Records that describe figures

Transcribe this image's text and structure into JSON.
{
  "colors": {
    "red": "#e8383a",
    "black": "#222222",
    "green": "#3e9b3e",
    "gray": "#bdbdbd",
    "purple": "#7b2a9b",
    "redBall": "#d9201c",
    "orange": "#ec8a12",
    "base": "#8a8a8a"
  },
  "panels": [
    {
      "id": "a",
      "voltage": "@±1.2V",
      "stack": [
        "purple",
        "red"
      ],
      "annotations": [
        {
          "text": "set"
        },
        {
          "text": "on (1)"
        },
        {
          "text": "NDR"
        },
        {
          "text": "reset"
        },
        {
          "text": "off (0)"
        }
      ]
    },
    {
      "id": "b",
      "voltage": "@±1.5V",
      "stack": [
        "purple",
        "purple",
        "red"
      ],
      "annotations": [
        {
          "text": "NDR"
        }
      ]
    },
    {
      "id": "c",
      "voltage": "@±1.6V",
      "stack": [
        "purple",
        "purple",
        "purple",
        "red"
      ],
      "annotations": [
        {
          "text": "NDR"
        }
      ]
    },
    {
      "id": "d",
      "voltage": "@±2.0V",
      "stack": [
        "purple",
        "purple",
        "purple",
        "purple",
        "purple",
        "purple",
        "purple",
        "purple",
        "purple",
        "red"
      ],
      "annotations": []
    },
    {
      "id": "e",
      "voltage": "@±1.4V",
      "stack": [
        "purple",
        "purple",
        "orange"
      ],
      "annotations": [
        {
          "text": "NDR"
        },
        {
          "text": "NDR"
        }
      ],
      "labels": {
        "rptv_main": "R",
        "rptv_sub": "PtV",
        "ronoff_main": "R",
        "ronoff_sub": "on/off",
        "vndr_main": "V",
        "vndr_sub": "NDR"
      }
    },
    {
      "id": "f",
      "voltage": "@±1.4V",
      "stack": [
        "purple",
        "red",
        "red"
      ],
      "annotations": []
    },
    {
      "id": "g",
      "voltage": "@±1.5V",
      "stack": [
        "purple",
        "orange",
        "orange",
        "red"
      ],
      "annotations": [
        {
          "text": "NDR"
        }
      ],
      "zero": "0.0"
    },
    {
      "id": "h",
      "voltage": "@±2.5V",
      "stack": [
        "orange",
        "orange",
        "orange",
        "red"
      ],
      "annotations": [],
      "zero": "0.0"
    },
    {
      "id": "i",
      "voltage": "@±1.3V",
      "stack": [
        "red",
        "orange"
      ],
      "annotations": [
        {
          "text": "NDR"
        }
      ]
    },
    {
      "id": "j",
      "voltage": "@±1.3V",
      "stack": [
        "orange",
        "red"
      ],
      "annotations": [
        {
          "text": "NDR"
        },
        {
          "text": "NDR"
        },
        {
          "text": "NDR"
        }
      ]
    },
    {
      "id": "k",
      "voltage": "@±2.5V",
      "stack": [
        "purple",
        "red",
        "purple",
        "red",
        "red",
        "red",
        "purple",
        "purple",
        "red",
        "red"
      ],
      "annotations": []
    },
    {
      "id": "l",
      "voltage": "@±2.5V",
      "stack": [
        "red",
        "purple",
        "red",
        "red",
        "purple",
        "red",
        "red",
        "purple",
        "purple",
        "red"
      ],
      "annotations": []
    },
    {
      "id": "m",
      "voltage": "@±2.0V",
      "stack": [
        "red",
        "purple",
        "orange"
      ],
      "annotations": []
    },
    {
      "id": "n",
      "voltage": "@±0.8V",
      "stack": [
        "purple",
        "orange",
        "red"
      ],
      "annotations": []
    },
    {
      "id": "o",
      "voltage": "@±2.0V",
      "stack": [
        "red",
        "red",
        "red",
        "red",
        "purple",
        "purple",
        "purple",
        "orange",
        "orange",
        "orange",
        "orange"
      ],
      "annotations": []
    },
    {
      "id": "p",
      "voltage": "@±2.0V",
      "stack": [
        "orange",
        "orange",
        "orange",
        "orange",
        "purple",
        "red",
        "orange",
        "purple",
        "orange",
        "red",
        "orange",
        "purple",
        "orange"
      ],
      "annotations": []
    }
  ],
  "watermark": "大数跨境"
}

Exercise requirements: Every record shown above must be echoed exactly.

Response to the exercise:
Transcribe this image's text and structure into JSON.
{
  "colors": {
    "red": "#e8383a",
    "black": "#222222",
    "green": "#3e9b3e",
    "gray": "#bdbdbd",
    "purple": "#7b2a9b",
    "redBall": "#d9201c",
    "orange": "#ec8a12",
    "base": "#8a8a8a"
  },
  "panels": [
    {
      "id": "a",
      "voltage": "@±1.2V",
      "stack": [
        "purple",
        "red"
      ],
      "annotations": [
        {
          "text": "set"
        },
        {
          "text": "on (1)"
        },
        {
          "text": "NDR"
        },
        {
          "text": "reset"
        },
        {
          "text": "off (0)"
        }
      ]
    },
    {
      "id": "b",
      "voltage": "@±1.5V",
      "stack": [
        "purple",
        "purple",
        "red"
      ],
      "annotations": [
        {
          "text": "NDR"
        }
      ]
    },
    {
      "id": "c",
      "voltage": "@±1.6V",
      "stack": [
        "purple",
        "purple",
        "purple",
        "red"
      ],
      "annotations": [
        {
          "text": "NDR"
        }
      ]
    },
    {
      "id": "d",
      "voltage": "@±2.0V",
      "stack": [
        "purple",
        "purple",
        "purple",
        "purple",
        "purple",
        "purple",
        "purple",
        "purple",
        "purple",
        "red"
      ],
      "annotations": []
    },
    {
      "id": "e",
      "voltage": "@±1.4V",
      "stack": [
        "purple",
        "purple",
        "orange"
      ],
      "annotations": [
        {
          "text": "NDR"
        },
        {
          "text": "NDR"
        }
      ],
      "labels": {
        "rptv_main": "R",
        "rptv_sub": "PtV",
        "ronoff_main": "R",
        "ronoff_sub": "on/off",
        "vndr_main": "V",
        "vndr_sub": "NDR"
      }
    },
    {
      "id": "f",
      "voltage": "@±1.4V",
      "stack": [
        "purple",
        "red",
        "red"
      ],
      "annotations": []
    },
    {
      "id": "g",
      "voltage": "@±1.5V",
      "stack": [
        "purple",
        "orange",
        "orange",
        "red"
      ],
      "annotations": [
        {
          "text": "NDR"
        }
      ],
      "zero": "0.0"
    },
    {
      "id": "h",
      "voltage": "@±2.5V",
      "stack": [
        "orange",
        "orange",
        "orange",
        "red"
      ],
      "annotations": [],
      "zero": "0.0"
    },
    {
      "id": "i",
      "voltage": "@±1.3V",
      "stack": [
        "red",
        "orange"
      ],
      "annotations": [
        {
          "text": "NDR"
        }
      ]
    },
    {
      "id": "j",
      "voltage": "@±1.3V",
      "stack": [
        "orange",
        "red"
      ],
      "annotations": [
        {
          "text": "NDR"
        },
        {
          "text": "NDR"
        },
        {
          "text": "NDR"
        }
      ]
    },
    {
      "id": "k",
      "voltage": "@±2.5V",
      "stack": [
        "purple",
        "red",
        "purple",
        "red",
        "red",
        "red",
        "purple",
        "purple",
        "red",
        "red"
      ],
      "annotations": []
    },
    {
      "id": "l",
      "voltage": "@±2.5V",
      "stack": [
        "red",
        "purple",
        "red",
        "red",
        "purple",
        "red",
        "red",
        "purple",
        "purple",
        "red"
      ],
      "annotations": []
    },
    {
      "id": "m",
      "voltage": "@±2.0V",
      "stack": [
        "red",
        "purple",
        "orange"
      ],
      "annotations": []
    },
    {
      "id": "n",
      "voltage": "@±0.8V",
      "stack": [
        "purple",
        "orange",
        "red"
      ],
      "annotations": []
    },
    {
      "id": "o",
      "voltage": "@±2.0V",
      "stack": [
        "red",
        "red",
        "red",
        "red",
        "purple",
        "purple",
        "purple",
        "orange",
        "orange",
        "orange",
        "orange"
      ],
      "annotations": []
    },
    {
      "id": "p",
      "voltage": "@±2.0V",
      "stack": [
        "orange",
        "orange",
        "orange",
        "orange",
        "purple",
        "red",
        "orange",
        "purple",
        "orange",
        "red",
        "orange",
        "purple",
        "orange"
      ],
      "annotations": []
    }
  ],
  "watermark": "大数跨境"
}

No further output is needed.